━━━━━ EXERCISE INPUT ━━━━━
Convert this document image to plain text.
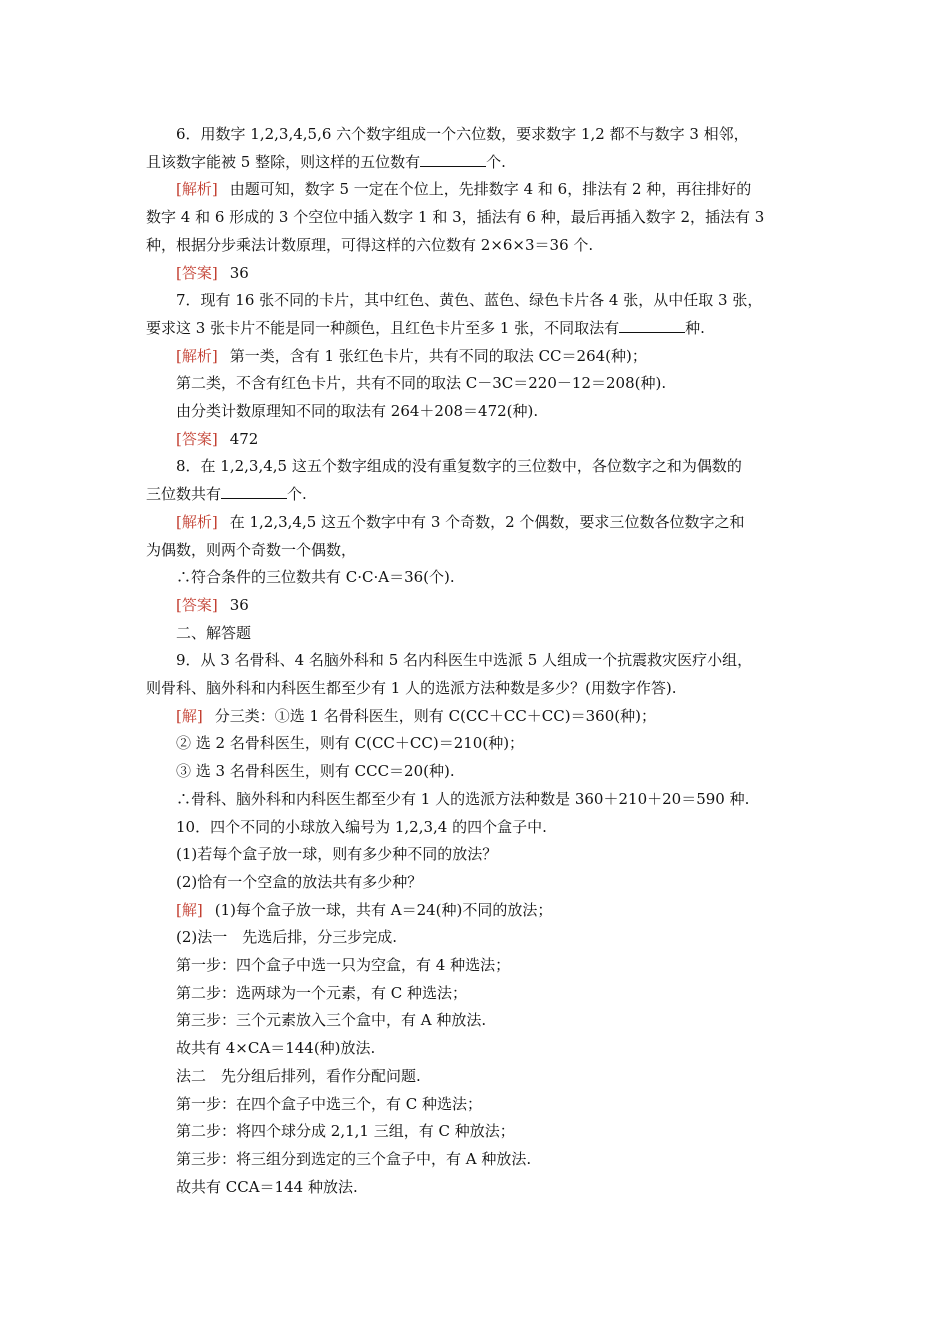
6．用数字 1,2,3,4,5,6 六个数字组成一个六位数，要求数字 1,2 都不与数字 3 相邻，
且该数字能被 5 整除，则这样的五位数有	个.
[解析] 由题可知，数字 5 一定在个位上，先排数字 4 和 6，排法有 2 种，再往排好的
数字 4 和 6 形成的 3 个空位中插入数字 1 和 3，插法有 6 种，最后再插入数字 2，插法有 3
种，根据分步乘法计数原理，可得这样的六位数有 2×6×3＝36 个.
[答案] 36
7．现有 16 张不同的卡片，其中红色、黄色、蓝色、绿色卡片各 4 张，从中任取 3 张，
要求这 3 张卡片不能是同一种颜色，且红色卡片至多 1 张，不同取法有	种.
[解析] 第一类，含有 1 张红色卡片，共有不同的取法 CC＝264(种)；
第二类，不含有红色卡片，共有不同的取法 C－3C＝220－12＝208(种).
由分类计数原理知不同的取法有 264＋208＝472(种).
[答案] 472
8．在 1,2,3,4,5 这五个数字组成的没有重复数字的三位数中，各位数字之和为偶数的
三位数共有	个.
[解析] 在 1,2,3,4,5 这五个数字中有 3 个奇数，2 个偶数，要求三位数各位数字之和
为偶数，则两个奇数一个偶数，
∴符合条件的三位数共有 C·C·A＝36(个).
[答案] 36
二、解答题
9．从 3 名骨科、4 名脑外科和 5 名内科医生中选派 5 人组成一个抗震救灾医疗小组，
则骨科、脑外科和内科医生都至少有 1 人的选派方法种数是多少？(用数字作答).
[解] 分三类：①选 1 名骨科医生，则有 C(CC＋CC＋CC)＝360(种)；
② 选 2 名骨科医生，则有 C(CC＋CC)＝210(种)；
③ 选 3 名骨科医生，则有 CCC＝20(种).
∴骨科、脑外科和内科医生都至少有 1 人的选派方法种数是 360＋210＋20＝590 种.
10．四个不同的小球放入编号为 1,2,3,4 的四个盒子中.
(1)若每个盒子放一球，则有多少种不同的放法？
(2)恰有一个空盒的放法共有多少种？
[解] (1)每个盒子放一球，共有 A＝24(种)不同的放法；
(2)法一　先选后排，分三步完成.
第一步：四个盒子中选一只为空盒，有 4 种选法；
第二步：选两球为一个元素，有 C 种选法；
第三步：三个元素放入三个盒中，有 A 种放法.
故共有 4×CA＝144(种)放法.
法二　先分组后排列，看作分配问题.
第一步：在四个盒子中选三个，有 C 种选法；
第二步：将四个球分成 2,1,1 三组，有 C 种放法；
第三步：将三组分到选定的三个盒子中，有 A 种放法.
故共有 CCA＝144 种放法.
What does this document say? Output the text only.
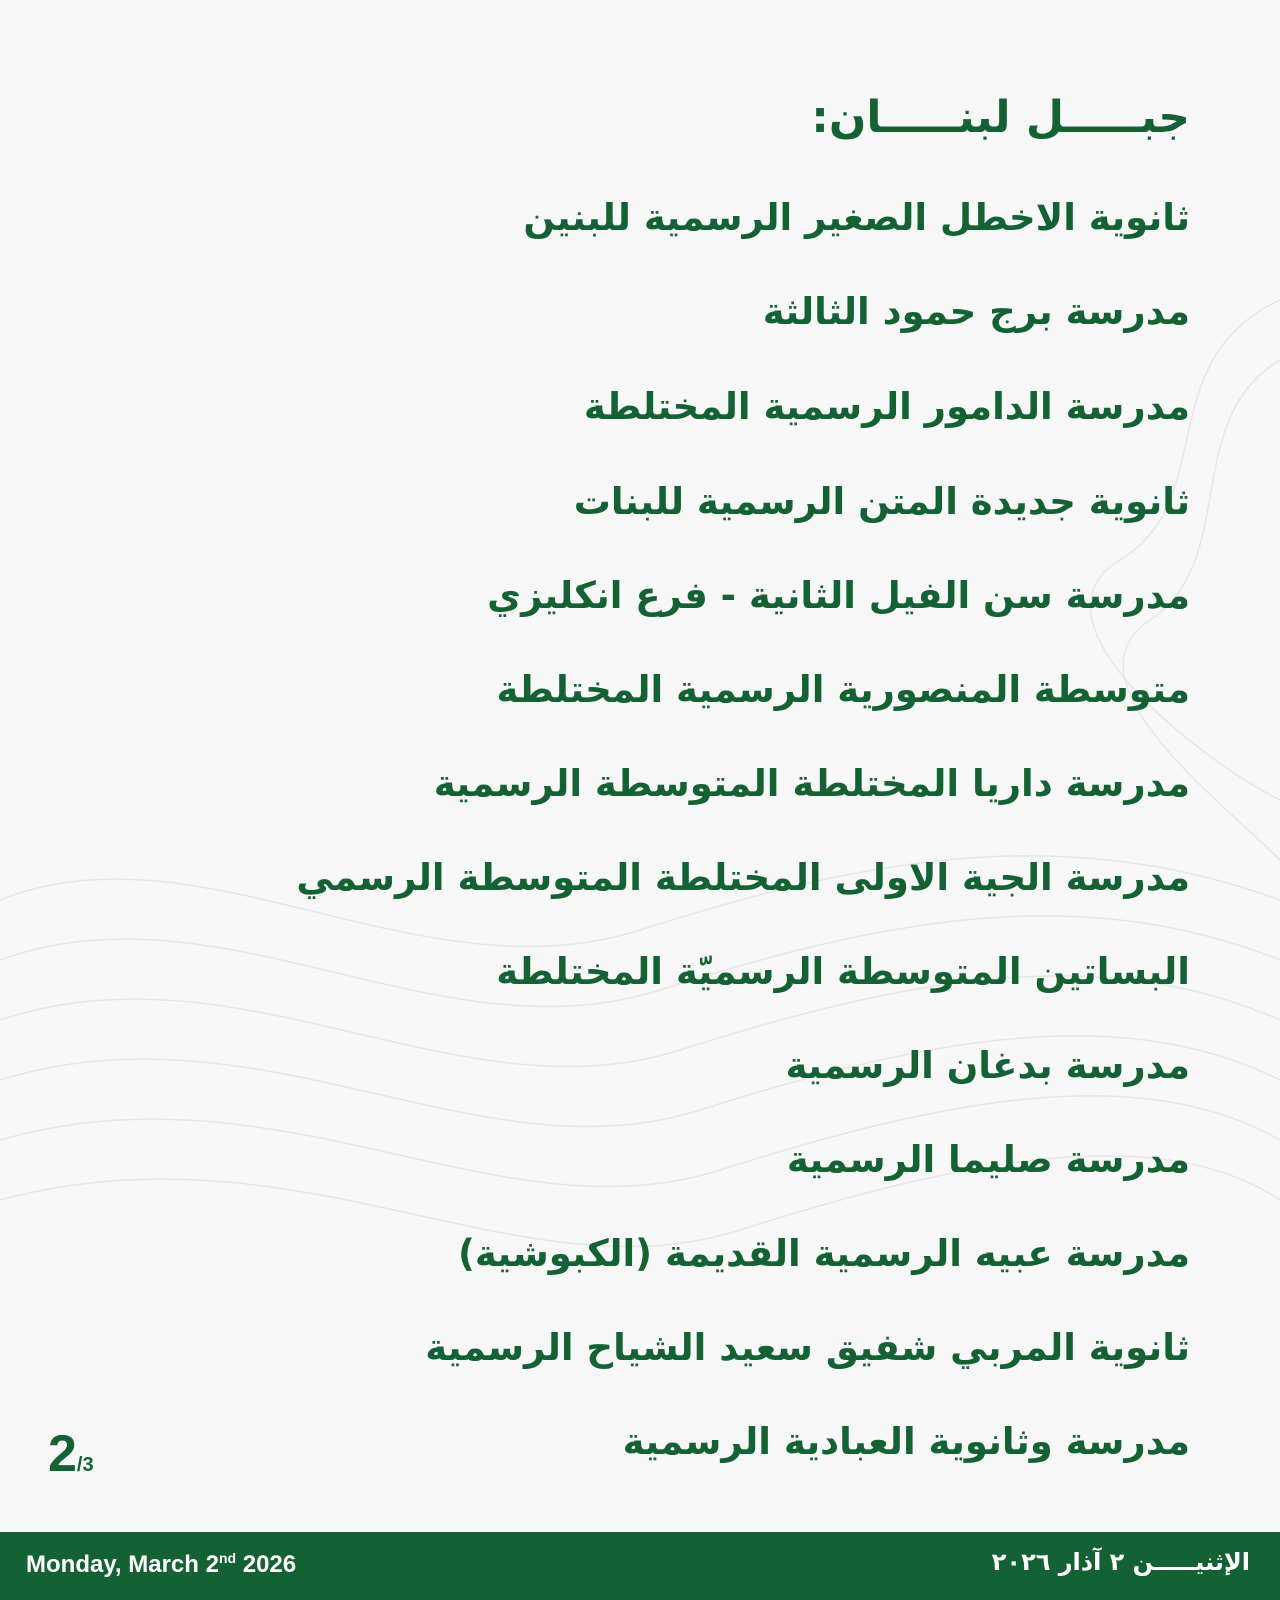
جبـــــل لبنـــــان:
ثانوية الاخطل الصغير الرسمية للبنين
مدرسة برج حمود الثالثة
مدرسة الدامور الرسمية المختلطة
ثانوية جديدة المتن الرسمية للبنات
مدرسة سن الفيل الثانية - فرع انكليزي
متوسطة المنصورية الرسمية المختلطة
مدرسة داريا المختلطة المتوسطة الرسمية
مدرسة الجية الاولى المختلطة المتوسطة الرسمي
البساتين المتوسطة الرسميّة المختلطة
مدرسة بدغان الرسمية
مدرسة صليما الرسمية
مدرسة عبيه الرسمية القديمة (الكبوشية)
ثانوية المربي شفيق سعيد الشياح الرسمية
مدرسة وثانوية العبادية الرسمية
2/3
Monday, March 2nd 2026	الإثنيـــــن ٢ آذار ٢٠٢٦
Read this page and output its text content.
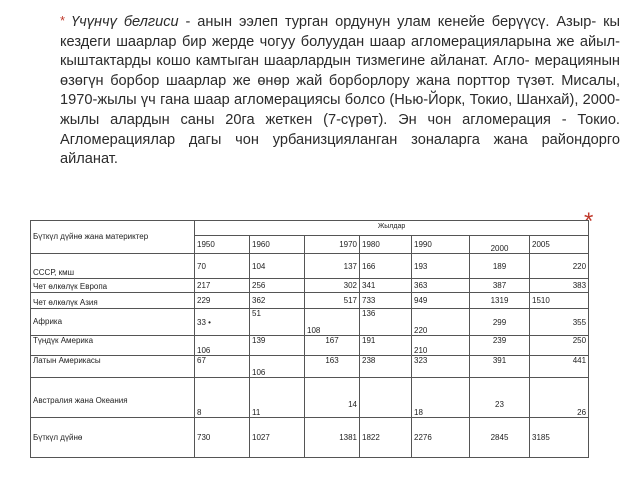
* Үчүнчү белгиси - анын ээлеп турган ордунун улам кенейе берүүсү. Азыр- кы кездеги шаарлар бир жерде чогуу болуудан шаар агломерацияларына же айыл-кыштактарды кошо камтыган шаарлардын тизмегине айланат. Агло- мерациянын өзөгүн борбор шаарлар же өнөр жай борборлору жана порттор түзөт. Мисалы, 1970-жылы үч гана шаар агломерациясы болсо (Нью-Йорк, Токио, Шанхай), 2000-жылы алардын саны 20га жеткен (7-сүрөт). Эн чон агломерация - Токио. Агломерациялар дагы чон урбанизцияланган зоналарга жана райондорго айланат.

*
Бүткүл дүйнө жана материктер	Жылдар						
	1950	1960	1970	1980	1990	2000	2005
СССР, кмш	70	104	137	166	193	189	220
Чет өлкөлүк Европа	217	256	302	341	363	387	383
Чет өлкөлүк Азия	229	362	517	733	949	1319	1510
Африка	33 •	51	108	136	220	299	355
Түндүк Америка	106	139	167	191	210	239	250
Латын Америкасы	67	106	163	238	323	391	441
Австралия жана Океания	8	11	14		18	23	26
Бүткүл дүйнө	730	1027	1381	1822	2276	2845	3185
━━━━━
SET EXERCISE =>
All the lines above are to be reproduced exactly, except the pictures.

WRITTEN RESPONSE =>
Convert this document image to plain text.
6．用数字 1,2,3,4,5,6 六个数字组成一个六位数，要求数字 1,2 都不与数字 3 相邻，
且该数字能被 5 整除，则这样的五位数有	个.
[解析] 由题可知，数字 5 一定在个位上，先排数字 4 和 6，排法有 2 种，再往排好的
数字 4 和 6 形成的 3 个空位中插入数字 1 和 3，插法有 6 种，最后再插入数字 2，插法有 3
种，根据分步乘法计数原理，可得这样的六位数有 2×6×3＝36 个.
[答案] 36
7．现有 16 张不同的卡片，其中红色、黄色、蓝色、绿色卡片各 4 张，从中任取 3 张，
要求这 3 张卡片不能是同一种颜色，且红色卡片至多 1 张，不同取法有	种.
[解析] 第一类，含有 1 张红色卡片，共有不同的取法 CC＝264(种)；
第二类，不含有红色卡片，共有不同的取法 C－3C＝220－12＝208(种).
由分类计数原理知不同的取法有 264＋208＝472(种).
[答案] 472
8．在 1,2,3,4,5 这五个数字组成的没有重复数字的三位数中，各位数字之和为偶数的
三位数共有	个.
[解析] 在 1,2,3,4,5 这五个数字中有 3 个奇数，2 个偶数，要求三位数各位数字之和
为偶数，则两个奇数一个偶数，
∴符合条件的三位数共有 C·C·A＝36(个).
[答案] 36
二、解答题
9．从 3 名骨科、4 名脑外科和 5 名内科医生中选派 5 人组成一个抗震救灾医疗小组，
则骨科、脑外科和内科医生都至少有 1 人的选派方法种数是多少？(用数字作答).
[解] 分三类：①选 1 名骨科医生，则有 C(CC＋CC＋CC)＝360(种)；
② 选 2 名骨科医生，则有 C(CC＋CC)＝210(种)；
③ 选 3 名骨科医生，则有 CCC＝20(种).
∴骨科、脑外科和内科医生都至少有 1 人的选派方法种数是 360＋210＋20＝590 种.
10．四个不同的小球放入编号为 1,2,3,4 的四个盒子中.
(1)若每个盒子放一球，则有多少种不同的放法？
(2)恰有一个空盒的放法共有多少种？
[解] (1)每个盒子放一球，共有 A＝24(种)不同的放法；
(2)法一　先选后排，分三步完成.
第一步：四个盒子中选一只为空盒，有 4 种选法；
第二步：选两球为一个元素，有 C 种选法；
第三步：三个元素放入三个盒中，有 A 种放法.
故共有 4×CA＝144(种)放法.
法二　先分组后排列，看作分配问题.
第一步：在四个盒子中选三个，有 C 种选法；
第二步：将四个球分成 2,1,1 三组，有 C 种放法；
第三步：将三组分到选定的三个盒子中，有 A 种放法.
故共有 CCA＝144 种放法.
What does this document say? Output the text only.
جبـــــل لبنـــــان:
ثانوية الاخطل الصغير الرسمية للبنين
مدرسة برج حمود الثالثة
مدرسة الدامور الرسمية المختلطة
ثانوية جديدة المتن الرسمية للبنات
مدرسة سن الفيل الثانية - فرع انكليزي
متوسطة المنصورية الرسمية المختلطة
مدرسة داريا المختلطة المتوسطة الرسمية
مدرسة الجية الاولى المختلطة المتوسطة الرسمي
البساتين المتوسطة الرسميّة المختلطة
مدرسة بدغان الرسمية
مدرسة صليما الرسمية
مدرسة عبيه الرسمية القديمة (الكبوشية)
ثانوية المربي شفيق سعيد الشياح الرسمية
مدرسة وثانوية العبادية الرسمية
2/3
Monday, March 2nd 2026	الإثنيـــــن ٢ آذار ٢٠٢٦
Read this page and output its text content.
* Үчүнчү белгиси - анын ээлеп турган ордунун улам кенейе берүүсү. Азыр- кы кездеги шаарлар бир жерде чогуу болуудан шаар агломерацияларына же айыл-кыштактарды кошо камтыган шаарлардын тизмегине айланат. Агло- мерациянын өзөгүн борбор шаарлар же өнөр жай борборлору жана порттор түзөт. Мисалы, 1970-жылы үч гана шаар агломерациясы болсо (Нью-Йорк, Токио, Шанхай), 2000-жылы алардын саны 20га жеткен (7-сүрөт). Эн чон агломерация - Токио. Агломерациялар дагы чон урбанизцияланган зоналарга жана райондорго айланат.

*
Бүткүл дүйнө жана материктер	Жылдар						
	1950	1960	1970	1980	1990	2000	2005
СССР, кмш	70	104	137	166	193	189	220
Чет өлкөлүк Европа	217	256	302	341	363	387	383
Чет өлкөлүк Азия	229	362	517	733	949	1319	1510
Африка	33 •	51	108	136	220	299	355
Түндүк Америка	106	139	167	191	210	239	250
Латын Америкасы	67	106	163	238	323	391	441
Австралия жана Океания	8	11	14		18	23	26
Бүткүл дүйнө	730	1027	1381	1822	2276	2845	3185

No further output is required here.